● **Records for this exercise**
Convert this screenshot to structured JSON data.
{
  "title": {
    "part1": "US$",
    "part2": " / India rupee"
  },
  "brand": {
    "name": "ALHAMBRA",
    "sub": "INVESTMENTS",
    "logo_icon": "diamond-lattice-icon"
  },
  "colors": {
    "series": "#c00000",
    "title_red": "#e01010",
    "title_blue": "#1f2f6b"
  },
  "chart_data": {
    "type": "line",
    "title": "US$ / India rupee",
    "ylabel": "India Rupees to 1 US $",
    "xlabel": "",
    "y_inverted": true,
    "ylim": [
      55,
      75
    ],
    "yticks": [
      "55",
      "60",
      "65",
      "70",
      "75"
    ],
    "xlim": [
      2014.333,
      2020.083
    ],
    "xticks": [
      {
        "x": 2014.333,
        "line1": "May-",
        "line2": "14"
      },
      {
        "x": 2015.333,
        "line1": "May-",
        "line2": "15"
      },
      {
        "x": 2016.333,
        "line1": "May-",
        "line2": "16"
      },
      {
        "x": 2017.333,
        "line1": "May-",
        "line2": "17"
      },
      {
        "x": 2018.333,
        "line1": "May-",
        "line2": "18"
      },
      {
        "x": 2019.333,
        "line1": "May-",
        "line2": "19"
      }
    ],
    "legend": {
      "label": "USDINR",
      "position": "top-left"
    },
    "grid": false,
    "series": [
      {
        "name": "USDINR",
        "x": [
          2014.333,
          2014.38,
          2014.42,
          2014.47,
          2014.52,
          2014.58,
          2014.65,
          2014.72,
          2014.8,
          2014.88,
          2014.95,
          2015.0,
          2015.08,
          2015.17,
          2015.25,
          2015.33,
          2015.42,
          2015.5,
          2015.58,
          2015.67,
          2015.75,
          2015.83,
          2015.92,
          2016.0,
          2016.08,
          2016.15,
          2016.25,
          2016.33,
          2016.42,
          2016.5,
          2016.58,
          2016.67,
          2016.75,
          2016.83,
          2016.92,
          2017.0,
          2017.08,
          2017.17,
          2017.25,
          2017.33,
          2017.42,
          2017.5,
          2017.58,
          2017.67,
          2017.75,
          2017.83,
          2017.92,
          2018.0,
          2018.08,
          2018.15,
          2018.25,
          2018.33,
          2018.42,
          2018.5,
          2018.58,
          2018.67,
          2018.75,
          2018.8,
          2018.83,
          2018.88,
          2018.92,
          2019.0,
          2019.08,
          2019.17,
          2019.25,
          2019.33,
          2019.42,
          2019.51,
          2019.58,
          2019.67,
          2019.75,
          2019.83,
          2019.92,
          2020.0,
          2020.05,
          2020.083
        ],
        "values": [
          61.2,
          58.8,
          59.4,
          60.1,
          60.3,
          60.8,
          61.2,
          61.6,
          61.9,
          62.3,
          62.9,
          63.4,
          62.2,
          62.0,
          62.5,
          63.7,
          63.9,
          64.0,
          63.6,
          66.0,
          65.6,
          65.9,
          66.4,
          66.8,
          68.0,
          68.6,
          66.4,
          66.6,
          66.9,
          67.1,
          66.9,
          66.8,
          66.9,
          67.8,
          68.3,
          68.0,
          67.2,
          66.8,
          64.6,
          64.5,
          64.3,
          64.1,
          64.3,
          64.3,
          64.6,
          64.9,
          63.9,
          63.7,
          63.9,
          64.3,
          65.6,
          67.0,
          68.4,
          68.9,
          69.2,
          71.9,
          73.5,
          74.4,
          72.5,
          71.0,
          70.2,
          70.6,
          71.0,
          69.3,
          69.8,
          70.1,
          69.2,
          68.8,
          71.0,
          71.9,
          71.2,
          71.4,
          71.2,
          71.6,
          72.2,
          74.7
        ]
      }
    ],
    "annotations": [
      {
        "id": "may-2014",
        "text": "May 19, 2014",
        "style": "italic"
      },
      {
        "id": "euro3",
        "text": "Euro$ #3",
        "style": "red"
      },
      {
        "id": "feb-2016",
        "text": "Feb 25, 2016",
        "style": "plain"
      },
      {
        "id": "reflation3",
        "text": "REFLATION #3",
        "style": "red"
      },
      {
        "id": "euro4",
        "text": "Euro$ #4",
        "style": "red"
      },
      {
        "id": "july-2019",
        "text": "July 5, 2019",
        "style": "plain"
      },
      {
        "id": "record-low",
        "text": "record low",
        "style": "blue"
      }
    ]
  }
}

● **Objective**
The records above must be output exactly, in full.

● **Exercise answer**
Convert this screenshot to structured JSON data.
{
  "title": {
    "part1": "US$",
    "part2": " / India rupee"
  },
  "brand": {
    "name": "ALHAMBRA",
    "sub": "INVESTMENTS",
    "logo_icon": "diamond-lattice-icon"
  },
  "colors": {
    "series": "#c00000",
    "title_red": "#e01010",
    "title_blue": "#1f2f6b"
  },
  "chart_data": {
    "type": "line",
    "title": "US$ / India rupee",
    "ylabel": "India Rupees to 1 US $",
    "xlabel": "",
    "y_inverted": true,
    "ylim": [
      55,
      75
    ],
    "yticks": [
      "55",
      "60",
      "65",
      "70",
      "75"
    ],
    "xlim": [
      2014.333,
      2020.083
    ],
    "xticks": [
      {
        "x": 2014.333,
        "line1": "May-",
        "line2": "14"
      },
      {
        "x": 2015.333,
        "line1": "May-",
        "line2": "15"
      },
      {
        "x": 2016.333,
        "line1": "May-",
        "line2": "16"
      },
      {
        "x": 2017.333,
        "line1": "May-",
        "line2": "17"
      },
      {
        "x": 2018.333,
        "line1": "May-",
        "line2": "18"
      },
      {
        "x": 2019.333,
        "line1": "May-",
        "line2": "19"
      }
    ],
    "legend": {
      "label": "USDINR",
      "position": "top-left"
    },
    "grid": false,
    "series": [
      {
        "name": "USDINR",
        "x": [
          2014.333,
          2014.38,
          2014.42,
          2014.47,
          2014.52,
          2014.58,
          2014.65,
          2014.72,
          2014.8,
          2014.88,
          2014.95,
          2015.0,
          2015.08,
          2015.17,
          2015.25,
          2015.33,
          2015.42,
          2015.5,
          2015.58,
          2015.67,
          2015.75,
          2015.83,
          2015.92,
          2016.0,
          2016.08,
          2016.15,
          2016.25,
          2016.33,
          2016.42,
          2016.5,
          2016.58,
          2016.67,
          2016.75,
          2016.83,
          2016.92,
          2017.0,
          2017.08,
          2017.17,
          2017.25,
          2017.33,
          2017.42,
          2017.5,
          2017.58,
          2017.67,
          2017.75,
          2017.83,
          2017.92,
          2018.0,
          2018.08,
          2018.15,
          2018.25,
          2018.33,
          2018.42,
          2018.5,
          2018.58,
          2018.67,
          2018.75,
          2018.8,
          2018.83,
          2018.88,
          2018.92,
          2019.0,
          2019.08,
          2019.17,
          2019.25,
          2019.33,
          2019.42,
          2019.51,
          2019.58,
          2019.67,
          2019.75,
          2019.83,
          2019.92,
          2020.0,
          2020.05,
          2020.083
        ],
        "values": [
          61.2,
          58.8,
          59.4,
          60.1,
          60.3,
          60.8,
          61.2,
          61.6,
          61.9,
          62.3,
          62.9,
          63.4,
          62.2,
          62.0,
          62.5,
          63.7,
          63.9,
          64.0,
          63.6,
          66.0,
          65.6,
          65.9,
          66.4,
          66.8,
          68.0,
          68.6,
          66.4,
          66.6,
          66.9,
          67.1,
          66.9,
          66.8,
          66.9,
          67.8,
          68.3,
          68.0,
          67.2,
          66.8,
          64.6,
          64.5,
          64.3,
          64.1,
          64.3,
          64.3,
          64.6,
          64.9,
          63.9,
          63.7,
          63.9,
          64.3,
          65.6,
          67.0,
          68.4,
          68.9,
          69.2,
          71.9,
          73.5,
          74.4,
          72.5,
          71.0,
          70.2,
          70.6,
          71.0,
          69.3,
          69.8,
          70.1,
          69.2,
          68.8,
          71.0,
          71.9,
          71.2,
          71.4,
          71.2,
          71.6,
          72.2,
          74.7
        ]
      }
    ],
    "annotations": [
      {
        "id": "may-2014",
        "text": "May 19, 2014",
        "style": "italic"
      },
      {
        "id": "euro3",
        "text": "Euro$ #3",
        "style": "red"
      },
      {
        "id": "feb-2016",
        "text": "Feb 25, 2016",
        "style": "plain"
      },
      {
        "id": "reflation3",
        "text": "REFLATION #3",
        "style": "red"
      },
      {
        "id": "euro4",
        "text": "Euro$ #4",
        "style": "red"
      },
      {
        "id": "july-2019",
        "text": "July 5, 2019",
        "style": "plain"
      },
      {
        "id": "record-low",
        "text": "record low",
        "style": "blue"
      }
    ]
  }
}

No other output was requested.